__Задание 1__:
Перепишите строки листинга от самого начала до строки с «table-row bbox=[73, 204, 1150, 241]» включительно в виде JSON-списка строк: по одному элементу на строку, пустые строки не включайте.
:: Документ
Реальность нахлынула на Марину Ивановну, когда она села в поезд, увозивший ее в Москву, когда услышала разговоры, увидела газеты, которые приносили на станциях солдаты, — происходящее впервые проникло в самые недра ее сознания, пронзив страшной мыслью о том, что муж скорее всего погиб.

"Если Вы живы, если мне суждено еще раз с Вами увидеться, — записывает она тут же, в поезде, — слушайте: вчера, подъезжая к Харькову, прочла "Южный Край". 9000 убитых. Я не могу Вам рассказать этой ночи, потому что она не кончилась. Сейчас серое утро. Я в коридоре. Поймите! Я еду и пишу Вам и не знаю сейчас — но тут следуют слова, которые я не могу написать.

Подъезжаем к Орлу. Я боюсь писать Вам, как мне хочется, потому что расплачусь. Все это страшный сон. Стараюсь спать. Я не знаю, как Вам писать. Когда я Вам пишу, Вы — есть, раз я Вам пишу! А потом — ах! — 56 запасной полк, Кремль. (Помните те огромные ключи, которыми Вы на ночь запирали ворота?) А главное, главное, главное — Вы, Вы сам, Вы с Вашим инстинктом самоистребления. Разве Вы можете сидеть дома? Если бы все остались, Вы бы один пошли. Потому что Вы безупречны. Потому что Вы не можете, чтобы убивали других. Потому что Вы лев, отдающий львиную долю: жизнь — всем другим, зайцам и лисам. Потому что Вы беззаветны и самоохраной брезгуете, потому что "я" для вас не важно, потому что я все это с первого часа знала!

Если Бог сделает это чудо — оставит Вас в живых, я буду ходить за Вами, как собака…

Горло сжато, точно пальцами. Все время оттягиваю, растягиваю ворот. Сереженька.
::::
__Задание 2__:
Допишите продолжение текста о письме Марины Ивановны мужу, начиная сразу после его последней фразы.
:: Показанные записи
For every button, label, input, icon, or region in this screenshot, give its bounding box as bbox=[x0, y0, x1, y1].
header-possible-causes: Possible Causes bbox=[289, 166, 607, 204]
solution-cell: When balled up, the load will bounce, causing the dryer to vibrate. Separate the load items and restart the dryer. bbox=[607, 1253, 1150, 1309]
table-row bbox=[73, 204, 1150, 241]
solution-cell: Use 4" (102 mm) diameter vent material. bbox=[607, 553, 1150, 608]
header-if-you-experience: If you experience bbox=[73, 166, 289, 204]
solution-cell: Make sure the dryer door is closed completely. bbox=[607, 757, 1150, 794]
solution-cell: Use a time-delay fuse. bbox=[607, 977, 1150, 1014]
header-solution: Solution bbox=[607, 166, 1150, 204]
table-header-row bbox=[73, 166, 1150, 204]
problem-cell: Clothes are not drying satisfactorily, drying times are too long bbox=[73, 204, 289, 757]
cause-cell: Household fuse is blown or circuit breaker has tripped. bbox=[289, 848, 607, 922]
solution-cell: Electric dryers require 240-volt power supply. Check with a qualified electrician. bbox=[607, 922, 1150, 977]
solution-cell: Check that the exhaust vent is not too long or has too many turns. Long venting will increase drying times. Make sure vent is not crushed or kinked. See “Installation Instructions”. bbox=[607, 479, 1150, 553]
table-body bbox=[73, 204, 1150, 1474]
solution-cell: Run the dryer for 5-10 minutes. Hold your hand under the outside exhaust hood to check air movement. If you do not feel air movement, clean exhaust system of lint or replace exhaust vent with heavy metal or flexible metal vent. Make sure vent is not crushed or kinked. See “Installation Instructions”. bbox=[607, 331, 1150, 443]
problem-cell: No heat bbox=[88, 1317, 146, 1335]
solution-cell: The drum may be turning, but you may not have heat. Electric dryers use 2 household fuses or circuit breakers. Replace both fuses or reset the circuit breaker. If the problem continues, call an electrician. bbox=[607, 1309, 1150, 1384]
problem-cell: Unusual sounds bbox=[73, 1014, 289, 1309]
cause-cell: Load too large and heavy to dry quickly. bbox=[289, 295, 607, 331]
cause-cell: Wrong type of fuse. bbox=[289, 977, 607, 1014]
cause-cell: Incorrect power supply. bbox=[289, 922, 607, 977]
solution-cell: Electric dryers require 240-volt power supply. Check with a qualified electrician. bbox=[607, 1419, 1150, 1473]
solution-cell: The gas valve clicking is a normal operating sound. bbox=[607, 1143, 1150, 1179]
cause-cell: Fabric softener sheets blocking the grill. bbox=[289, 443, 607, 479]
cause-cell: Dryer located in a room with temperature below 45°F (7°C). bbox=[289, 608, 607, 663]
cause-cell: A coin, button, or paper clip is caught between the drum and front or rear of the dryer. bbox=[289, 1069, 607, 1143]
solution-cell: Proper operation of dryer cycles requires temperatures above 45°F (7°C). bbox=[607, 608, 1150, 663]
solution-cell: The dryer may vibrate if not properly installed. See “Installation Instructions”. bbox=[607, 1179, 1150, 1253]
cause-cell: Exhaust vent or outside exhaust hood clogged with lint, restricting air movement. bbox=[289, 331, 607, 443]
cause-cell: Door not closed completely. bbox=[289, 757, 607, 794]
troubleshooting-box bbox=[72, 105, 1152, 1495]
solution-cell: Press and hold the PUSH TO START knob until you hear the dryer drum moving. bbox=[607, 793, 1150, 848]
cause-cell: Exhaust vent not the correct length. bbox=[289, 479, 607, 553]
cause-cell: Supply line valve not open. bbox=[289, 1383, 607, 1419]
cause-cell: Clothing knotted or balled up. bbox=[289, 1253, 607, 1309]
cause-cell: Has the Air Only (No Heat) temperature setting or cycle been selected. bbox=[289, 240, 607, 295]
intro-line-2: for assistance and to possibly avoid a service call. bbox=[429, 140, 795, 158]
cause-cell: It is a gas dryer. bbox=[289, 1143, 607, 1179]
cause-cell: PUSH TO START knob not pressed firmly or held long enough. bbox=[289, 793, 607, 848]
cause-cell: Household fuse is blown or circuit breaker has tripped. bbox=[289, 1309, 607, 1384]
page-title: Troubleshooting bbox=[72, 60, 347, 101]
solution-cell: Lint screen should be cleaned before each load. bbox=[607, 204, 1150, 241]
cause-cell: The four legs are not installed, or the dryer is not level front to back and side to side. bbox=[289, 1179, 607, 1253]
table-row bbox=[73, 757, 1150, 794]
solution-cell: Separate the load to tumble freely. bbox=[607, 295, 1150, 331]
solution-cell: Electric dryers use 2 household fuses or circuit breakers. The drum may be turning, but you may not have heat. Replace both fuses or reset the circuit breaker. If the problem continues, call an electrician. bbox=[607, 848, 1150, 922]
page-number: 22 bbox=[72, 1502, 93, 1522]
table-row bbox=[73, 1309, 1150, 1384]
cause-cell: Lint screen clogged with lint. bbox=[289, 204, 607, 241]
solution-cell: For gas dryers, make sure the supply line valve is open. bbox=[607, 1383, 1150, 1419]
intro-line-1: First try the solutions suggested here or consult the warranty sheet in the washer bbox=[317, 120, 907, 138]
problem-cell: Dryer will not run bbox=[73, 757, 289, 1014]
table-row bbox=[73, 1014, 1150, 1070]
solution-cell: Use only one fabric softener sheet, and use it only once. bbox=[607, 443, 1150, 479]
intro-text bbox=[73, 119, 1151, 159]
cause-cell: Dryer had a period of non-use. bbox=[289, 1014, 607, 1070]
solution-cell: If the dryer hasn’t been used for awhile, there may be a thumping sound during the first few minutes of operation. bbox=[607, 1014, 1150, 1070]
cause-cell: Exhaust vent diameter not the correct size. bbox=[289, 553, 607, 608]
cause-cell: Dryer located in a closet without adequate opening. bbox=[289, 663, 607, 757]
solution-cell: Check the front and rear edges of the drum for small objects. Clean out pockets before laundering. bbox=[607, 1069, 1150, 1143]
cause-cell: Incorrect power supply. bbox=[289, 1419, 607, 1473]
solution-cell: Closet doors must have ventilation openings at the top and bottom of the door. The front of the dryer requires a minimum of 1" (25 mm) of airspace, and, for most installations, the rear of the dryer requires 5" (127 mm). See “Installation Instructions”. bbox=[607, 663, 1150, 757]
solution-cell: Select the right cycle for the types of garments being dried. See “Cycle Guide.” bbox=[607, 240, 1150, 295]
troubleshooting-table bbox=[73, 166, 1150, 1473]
::::
__Ожидаемый ответ 1__:
[
  "For every button, label, input, icon, or region in this screenshot, give its bounding box as bbox=[x0, y0, x1, y1].",
  "header-possible-causes: Possible Causes bbox=[289, 166, 607, 204]",
  "solution-cell: When balled up, the load will bounce, causing the dryer to vibrate. Separate the load items and restart the dryer. bbox=[607, 1253, 1150, 1309]",
  "table-row bbox=[73, 204, 1150, 241]"
]

__Ожидаемый ответ 2__:
Я написала Ваше имя и не могу писать дальше".

Самое поразительное в этом "Письме в тетрадку" даже не великая сила любви, в нем заключенная, а… сам факт его писания. Предельная драматичность ситуации не парализовала у молодой Цветаевой творческие силы, а напротив, вызвала их к жизни. В дороге она все время "пишет в тетрадку", записывает разговоры, рисует портреты попутчиков; особенно запомнился ей один: "черные глаза, как угли, чернобородый, что-то от ласкового Пугачева. Жутковат и приятен". Впечатление настолько яркое, что по приезде в Москву одним из первых ее слов при встрече с мужем были: "Познакомилась с Пугачевым". То есть художник в ней неизменно оттеснял все и вся; творческая мысль не останавливала свою напряженную работу. Увиденное при свете спички пенсне некоего господина, побоявшегося рано утром впустить ее в дом, где находился Сергей Эфрон, — всего лишь пенсне! — дало повод сделать обобщение: "(Так это у меня и осталось, первое видение буржуазии в Революцию: уши, прячущиеся в шапках, души, прячущиеся в шубах, головы, прячущиеся в шеях, глаза, прячущиеся в стеклах. Ослепительное — при вспыхивающей спичке — видение шкуры.)"

* * *

Из Москвы Цветаева с мужем сразу же уезжают в Коктебель; три недели проходят в относительной изоляции от событий…

25 ноября, однако, Марина Ивановна отправляется в Москву — ведь там дети, — чтобы решить, как быть дальше. В поезде она опять ведет записи — это уже неодолимая потребность; с особенным вниманием вслушивается в разговоры простых людей и стремится передать их в "первозданном" виде. Вот отрывок:

"Спор о табаке.

"Барышня, а курят! Оно, конешно, все люди равны, только все же барышне курить не годится. И голос от того табаку грубеет, и запах изо рта мужской. Барышне конфетки надо сосать, духами прыскаться, чтоб дух нежный шел. А то кавалер с любезностями — прыг, а вы на него тем мужским духом — пых!

Мужской пол мужского духа терпеть не выносит. Как вы полагаете, а, барышня?"

Я: "Конечно, вы правы: привычка дурная!"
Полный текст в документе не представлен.